* start Data extract *

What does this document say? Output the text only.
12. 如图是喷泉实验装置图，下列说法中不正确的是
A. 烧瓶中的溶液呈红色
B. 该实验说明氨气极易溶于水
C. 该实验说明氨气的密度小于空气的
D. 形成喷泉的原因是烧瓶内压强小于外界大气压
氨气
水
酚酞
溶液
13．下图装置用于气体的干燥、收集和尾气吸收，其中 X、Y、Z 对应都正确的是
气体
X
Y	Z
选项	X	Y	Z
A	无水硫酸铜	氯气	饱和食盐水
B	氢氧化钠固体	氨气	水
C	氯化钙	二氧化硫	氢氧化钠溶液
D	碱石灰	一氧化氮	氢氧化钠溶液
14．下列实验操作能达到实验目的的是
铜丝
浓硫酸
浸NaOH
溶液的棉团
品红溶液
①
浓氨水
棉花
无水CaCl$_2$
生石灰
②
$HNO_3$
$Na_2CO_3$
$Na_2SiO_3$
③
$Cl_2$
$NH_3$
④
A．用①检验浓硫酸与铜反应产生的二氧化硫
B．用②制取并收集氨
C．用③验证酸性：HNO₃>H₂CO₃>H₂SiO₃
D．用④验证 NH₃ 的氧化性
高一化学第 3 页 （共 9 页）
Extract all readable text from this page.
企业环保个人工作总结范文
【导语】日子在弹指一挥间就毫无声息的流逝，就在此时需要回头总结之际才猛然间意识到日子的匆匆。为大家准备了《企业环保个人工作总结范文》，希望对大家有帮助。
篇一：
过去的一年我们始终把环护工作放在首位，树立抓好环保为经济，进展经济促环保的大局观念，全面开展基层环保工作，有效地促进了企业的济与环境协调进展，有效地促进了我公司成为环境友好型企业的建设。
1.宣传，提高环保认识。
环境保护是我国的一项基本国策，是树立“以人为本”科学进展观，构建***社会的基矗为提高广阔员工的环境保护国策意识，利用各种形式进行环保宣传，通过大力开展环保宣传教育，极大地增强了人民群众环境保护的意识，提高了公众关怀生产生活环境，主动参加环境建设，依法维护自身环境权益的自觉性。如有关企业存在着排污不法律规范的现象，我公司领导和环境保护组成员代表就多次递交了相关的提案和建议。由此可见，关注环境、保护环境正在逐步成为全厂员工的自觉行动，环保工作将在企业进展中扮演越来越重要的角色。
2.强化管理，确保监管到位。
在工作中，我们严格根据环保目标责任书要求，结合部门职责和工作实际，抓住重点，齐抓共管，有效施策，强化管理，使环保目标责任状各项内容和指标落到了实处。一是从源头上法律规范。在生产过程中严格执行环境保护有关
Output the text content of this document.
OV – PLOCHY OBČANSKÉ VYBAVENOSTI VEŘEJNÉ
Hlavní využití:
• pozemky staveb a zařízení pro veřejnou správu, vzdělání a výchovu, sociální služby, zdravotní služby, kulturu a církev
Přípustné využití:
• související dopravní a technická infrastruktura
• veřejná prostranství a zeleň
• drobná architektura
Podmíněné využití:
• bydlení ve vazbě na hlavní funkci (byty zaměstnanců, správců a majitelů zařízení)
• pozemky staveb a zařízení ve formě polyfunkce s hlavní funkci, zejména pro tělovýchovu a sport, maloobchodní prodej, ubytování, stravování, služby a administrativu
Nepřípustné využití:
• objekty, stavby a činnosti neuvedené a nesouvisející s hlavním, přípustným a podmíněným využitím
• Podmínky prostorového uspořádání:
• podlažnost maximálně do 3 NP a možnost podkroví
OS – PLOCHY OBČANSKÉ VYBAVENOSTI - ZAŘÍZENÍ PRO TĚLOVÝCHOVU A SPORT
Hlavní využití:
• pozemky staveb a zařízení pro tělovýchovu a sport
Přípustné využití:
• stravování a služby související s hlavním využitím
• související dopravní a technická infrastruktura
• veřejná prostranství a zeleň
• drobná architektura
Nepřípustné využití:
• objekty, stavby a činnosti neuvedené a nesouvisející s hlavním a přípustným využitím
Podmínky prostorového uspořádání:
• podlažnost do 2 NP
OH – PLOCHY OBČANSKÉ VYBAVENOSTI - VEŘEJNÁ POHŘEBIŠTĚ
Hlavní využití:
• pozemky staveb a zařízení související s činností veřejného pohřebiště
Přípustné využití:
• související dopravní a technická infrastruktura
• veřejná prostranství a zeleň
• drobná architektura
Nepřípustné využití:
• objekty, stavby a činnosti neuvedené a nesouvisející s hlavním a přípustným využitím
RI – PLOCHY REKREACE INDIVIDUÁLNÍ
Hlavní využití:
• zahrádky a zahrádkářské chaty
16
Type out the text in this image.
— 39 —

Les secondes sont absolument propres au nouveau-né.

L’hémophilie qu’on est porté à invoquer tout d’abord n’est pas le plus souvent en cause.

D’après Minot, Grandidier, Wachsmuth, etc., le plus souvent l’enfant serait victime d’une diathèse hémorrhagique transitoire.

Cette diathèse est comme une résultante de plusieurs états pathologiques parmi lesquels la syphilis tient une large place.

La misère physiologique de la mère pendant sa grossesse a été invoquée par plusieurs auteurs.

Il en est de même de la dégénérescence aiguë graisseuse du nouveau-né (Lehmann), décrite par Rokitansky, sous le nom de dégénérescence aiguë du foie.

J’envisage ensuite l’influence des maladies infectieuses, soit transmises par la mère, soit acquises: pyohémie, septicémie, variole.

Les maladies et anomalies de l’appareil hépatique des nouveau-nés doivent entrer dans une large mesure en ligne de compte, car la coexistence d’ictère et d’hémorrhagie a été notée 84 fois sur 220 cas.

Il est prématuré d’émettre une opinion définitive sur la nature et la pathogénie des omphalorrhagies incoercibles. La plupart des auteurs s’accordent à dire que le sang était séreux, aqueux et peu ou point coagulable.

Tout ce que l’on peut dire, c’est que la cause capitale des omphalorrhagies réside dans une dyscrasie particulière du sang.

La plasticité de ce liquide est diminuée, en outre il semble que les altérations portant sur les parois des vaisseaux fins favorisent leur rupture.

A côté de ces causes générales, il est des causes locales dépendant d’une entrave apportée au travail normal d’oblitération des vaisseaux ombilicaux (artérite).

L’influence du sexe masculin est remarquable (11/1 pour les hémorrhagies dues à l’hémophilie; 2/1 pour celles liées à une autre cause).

* end Data extract *

Find "PLOCHY". Copy every line it occurs in.

# Finished exercise
OV – PLOCHY OBČANSKÉ VYBAVENOSTI VEŘEJNÉ
OS – PLOCHY OBČANSKÉ VYBAVENOSTI - ZAŘÍZENÍ PRO TĚLOVÝCHOVU A SPORT
OH – PLOCHY OBČANSKÉ VYBAVENOSTI - VEŘEJNÁ POHŘEBIŠTĚ
RI – PLOCHY REKREACE INDIVIDUÁLNÍ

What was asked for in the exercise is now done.